### Source records

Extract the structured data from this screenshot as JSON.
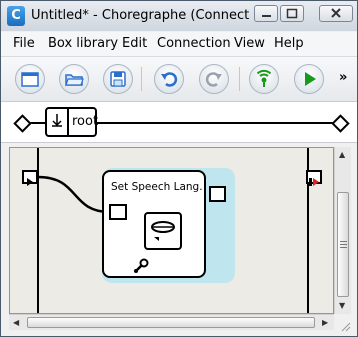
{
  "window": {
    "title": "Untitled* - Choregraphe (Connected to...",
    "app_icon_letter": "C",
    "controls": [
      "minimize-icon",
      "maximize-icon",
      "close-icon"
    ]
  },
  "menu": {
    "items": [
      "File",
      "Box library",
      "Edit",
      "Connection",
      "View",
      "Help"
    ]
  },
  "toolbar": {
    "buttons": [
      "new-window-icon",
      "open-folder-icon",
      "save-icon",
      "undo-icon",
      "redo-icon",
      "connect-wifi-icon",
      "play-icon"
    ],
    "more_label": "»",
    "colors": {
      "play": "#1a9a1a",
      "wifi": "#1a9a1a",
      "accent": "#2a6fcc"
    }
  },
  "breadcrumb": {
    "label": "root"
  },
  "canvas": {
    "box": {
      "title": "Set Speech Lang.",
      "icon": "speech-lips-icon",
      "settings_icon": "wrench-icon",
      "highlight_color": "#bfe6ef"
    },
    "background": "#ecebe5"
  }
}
==
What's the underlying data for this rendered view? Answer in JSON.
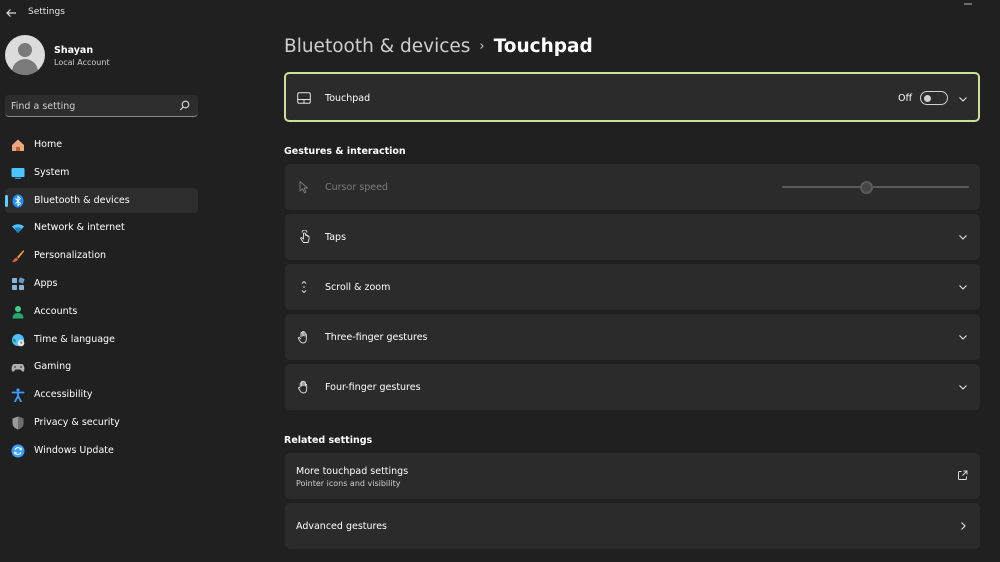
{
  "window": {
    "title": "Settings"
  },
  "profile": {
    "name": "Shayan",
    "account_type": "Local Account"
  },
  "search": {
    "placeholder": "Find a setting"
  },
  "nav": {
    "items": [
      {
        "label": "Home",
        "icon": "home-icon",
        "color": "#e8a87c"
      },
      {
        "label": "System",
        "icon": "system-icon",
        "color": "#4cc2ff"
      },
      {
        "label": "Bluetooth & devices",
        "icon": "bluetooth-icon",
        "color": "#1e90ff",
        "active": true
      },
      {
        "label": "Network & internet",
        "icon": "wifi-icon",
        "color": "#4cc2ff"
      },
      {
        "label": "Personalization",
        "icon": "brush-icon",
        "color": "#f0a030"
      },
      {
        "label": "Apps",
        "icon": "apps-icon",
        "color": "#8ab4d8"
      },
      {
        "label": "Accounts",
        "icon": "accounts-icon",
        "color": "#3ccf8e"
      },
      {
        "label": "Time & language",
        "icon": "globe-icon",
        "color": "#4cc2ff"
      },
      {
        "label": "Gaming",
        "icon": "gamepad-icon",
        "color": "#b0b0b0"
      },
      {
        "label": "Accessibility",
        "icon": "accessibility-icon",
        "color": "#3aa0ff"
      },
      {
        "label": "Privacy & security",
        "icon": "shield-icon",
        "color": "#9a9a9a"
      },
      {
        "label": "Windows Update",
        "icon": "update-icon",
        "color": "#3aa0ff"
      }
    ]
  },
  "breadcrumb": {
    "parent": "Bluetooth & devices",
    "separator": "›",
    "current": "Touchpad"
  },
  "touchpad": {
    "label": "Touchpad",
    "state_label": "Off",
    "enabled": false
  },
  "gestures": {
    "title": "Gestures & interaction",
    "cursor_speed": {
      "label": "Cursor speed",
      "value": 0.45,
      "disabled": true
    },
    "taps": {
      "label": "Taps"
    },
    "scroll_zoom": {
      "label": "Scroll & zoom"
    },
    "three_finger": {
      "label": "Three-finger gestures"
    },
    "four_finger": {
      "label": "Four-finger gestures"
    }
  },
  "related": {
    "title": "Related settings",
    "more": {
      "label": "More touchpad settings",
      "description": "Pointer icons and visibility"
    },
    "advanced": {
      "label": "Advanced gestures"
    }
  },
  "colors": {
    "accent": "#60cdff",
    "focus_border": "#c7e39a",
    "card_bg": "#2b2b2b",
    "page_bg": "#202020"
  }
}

### Exercise directions
Determine the number of lines in the data that contain "JSON" as a word or string, and state only that number.

### Response below
2